── DATA SHOWN ──

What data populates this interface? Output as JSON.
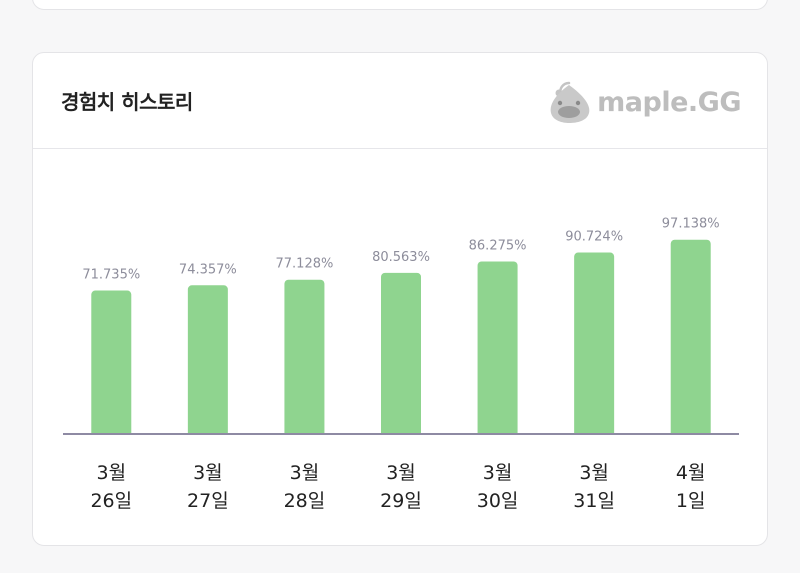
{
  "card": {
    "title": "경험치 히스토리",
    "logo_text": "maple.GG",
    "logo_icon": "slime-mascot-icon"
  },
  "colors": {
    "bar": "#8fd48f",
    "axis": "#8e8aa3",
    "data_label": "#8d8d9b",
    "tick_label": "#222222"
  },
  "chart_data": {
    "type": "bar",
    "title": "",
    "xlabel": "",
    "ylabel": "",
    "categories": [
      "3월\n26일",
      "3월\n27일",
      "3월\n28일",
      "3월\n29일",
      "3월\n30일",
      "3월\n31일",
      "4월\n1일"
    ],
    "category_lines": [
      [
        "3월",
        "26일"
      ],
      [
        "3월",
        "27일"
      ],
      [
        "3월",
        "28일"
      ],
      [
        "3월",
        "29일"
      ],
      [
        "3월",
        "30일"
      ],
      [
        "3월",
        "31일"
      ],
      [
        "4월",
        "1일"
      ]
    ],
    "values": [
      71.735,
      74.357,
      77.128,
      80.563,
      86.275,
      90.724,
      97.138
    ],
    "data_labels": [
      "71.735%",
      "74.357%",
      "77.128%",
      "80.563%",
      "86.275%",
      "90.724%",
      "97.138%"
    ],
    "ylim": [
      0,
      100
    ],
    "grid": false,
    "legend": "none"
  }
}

───

REQUIRED WORK →
Quote every line of the records above exactly; no picture is to be copied.

COMPLETED EXERCISE →
What data populates this interface? Output as JSON.
{
  "card": {
    "title": "경험치 히스토리",
    "logo_text": "maple.GG",
    "logo_icon": "slime-mascot-icon"
  },
  "colors": {
    "bar": "#8fd48f",
    "axis": "#8e8aa3",
    "data_label": "#8d8d9b",
    "tick_label": "#222222"
  },
  "chart_data": {
    "type": "bar",
    "title": "",
    "xlabel": "",
    "ylabel": "",
    "categories": [
      "3월\n26일",
      "3월\n27일",
      "3월\n28일",
      "3월\n29일",
      "3월\n30일",
      "3월\n31일",
      "4월\n1일"
    ],
    "category_lines": [
      [
        "3월",
        "26일"
      ],
      [
        "3월",
        "27일"
      ],
      [
        "3월",
        "28일"
      ],
      [
        "3월",
        "29일"
      ],
      [
        "3월",
        "30일"
      ],
      [
        "3월",
        "31일"
      ],
      [
        "4월",
        "1일"
      ]
    ],
    "values": [
      71.735,
      74.357,
      77.128,
      80.563,
      86.275,
      90.724,
      97.138
    ],
    "data_labels": [
      "71.735%",
      "74.357%",
      "77.128%",
      "80.563%",
      "86.275%",
      "90.724%",
      "97.138%"
    ],
    "ylim": [
      0,
      100
    ],
    "grid": false,
    "legend": "none"
  }
}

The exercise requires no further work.